--- START OF Input rows ---

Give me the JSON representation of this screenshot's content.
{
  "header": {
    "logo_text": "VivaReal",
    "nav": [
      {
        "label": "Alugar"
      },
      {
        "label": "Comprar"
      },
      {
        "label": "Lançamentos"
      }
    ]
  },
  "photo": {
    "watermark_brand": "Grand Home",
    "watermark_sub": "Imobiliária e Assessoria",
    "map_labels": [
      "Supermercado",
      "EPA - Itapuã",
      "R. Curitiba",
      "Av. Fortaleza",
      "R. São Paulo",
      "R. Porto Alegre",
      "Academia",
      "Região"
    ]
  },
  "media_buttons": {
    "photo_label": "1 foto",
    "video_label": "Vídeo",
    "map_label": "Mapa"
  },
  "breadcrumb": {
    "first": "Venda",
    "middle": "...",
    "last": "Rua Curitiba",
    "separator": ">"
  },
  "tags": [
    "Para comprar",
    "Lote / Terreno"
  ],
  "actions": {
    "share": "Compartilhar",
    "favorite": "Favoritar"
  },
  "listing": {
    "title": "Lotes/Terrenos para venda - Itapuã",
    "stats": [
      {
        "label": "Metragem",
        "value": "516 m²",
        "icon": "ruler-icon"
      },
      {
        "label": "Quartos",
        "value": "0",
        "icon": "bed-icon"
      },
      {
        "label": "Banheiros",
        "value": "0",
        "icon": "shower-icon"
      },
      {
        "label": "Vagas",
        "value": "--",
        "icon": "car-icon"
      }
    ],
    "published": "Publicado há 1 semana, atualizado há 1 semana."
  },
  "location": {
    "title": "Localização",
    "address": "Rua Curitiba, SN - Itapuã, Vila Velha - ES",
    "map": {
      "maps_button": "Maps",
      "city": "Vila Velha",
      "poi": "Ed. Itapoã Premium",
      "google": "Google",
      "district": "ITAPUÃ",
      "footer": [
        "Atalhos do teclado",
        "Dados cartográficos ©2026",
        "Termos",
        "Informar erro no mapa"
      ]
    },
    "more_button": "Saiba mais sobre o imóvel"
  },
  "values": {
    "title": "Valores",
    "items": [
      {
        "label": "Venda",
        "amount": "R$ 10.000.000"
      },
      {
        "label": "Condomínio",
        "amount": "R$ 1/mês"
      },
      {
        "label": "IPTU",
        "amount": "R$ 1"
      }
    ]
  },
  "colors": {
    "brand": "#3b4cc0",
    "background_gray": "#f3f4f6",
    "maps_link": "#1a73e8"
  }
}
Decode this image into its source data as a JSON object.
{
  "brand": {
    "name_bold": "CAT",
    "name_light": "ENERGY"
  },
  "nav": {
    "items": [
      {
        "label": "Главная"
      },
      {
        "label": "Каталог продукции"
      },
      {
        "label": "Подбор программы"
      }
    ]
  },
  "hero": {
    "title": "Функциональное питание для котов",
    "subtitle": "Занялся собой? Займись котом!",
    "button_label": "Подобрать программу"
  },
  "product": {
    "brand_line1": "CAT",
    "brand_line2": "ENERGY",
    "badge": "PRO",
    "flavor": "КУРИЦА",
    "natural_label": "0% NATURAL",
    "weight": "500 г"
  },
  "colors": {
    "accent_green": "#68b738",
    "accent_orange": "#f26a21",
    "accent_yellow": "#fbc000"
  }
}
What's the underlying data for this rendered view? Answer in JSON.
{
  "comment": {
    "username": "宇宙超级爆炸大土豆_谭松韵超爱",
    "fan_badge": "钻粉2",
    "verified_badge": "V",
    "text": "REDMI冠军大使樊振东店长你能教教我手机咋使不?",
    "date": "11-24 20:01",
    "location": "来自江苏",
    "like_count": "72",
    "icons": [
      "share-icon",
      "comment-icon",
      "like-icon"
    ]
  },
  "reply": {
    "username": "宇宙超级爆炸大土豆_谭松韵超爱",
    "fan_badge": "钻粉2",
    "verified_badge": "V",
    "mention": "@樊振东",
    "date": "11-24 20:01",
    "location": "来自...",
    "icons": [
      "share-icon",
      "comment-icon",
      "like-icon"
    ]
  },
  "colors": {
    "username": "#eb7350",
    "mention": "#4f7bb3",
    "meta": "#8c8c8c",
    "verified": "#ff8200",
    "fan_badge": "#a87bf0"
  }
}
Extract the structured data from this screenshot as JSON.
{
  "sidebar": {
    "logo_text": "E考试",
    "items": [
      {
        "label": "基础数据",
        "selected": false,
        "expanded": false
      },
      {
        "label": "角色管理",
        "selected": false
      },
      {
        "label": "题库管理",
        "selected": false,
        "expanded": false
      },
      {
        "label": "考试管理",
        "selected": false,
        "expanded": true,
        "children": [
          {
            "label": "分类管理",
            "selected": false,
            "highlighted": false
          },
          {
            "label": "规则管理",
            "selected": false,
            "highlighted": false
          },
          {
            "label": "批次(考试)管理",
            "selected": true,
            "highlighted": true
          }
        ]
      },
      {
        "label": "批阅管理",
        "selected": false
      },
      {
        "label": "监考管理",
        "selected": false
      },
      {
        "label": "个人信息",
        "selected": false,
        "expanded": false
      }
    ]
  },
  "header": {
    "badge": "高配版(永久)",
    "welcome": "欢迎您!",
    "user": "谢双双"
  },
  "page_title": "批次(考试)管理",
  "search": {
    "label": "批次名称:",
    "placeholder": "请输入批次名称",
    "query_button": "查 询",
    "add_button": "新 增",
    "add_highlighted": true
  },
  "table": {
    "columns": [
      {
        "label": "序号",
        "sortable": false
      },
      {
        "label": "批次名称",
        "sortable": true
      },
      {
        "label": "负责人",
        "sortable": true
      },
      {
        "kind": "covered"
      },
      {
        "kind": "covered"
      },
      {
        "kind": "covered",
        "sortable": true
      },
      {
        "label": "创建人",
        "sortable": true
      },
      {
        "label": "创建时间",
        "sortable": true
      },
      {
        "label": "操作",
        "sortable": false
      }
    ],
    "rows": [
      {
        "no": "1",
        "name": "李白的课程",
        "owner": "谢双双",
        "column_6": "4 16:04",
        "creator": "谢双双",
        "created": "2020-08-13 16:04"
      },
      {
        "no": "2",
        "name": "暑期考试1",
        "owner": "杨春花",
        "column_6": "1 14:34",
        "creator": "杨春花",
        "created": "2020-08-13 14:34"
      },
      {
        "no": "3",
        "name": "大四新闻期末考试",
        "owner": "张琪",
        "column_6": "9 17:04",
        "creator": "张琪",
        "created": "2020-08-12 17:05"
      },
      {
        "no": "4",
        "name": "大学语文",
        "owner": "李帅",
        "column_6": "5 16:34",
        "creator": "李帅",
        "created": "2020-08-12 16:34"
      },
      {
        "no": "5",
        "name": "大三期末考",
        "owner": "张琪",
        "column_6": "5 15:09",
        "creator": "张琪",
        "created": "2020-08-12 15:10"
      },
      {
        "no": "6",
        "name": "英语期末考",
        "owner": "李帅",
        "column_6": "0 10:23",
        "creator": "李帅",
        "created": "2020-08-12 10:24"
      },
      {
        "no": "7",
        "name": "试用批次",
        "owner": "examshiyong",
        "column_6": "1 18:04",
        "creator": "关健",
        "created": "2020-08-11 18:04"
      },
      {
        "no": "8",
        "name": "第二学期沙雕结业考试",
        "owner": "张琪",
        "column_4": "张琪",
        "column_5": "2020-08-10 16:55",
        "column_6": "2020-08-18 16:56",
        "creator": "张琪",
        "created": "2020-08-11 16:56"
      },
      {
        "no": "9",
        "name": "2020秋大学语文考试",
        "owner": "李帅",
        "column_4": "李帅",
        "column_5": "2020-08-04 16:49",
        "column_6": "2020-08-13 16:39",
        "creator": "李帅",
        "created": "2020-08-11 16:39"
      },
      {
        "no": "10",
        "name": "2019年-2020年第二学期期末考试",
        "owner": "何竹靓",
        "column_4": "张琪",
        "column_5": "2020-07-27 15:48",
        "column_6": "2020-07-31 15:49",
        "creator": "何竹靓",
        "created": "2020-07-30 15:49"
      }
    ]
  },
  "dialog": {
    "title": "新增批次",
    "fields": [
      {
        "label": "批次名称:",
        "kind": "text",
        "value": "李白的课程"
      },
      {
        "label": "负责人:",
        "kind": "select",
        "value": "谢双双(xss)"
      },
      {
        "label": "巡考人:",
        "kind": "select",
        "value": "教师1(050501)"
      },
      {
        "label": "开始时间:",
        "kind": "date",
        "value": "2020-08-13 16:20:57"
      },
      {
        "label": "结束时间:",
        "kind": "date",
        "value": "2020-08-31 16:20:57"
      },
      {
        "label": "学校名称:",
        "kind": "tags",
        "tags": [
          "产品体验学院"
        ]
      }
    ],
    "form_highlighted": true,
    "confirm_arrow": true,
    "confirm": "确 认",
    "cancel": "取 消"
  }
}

--- END OF Input rows ---

» **Written instruction**: What is the number of lines above that contain the string "this"? Answer with the number alone.

» **Task response**: 4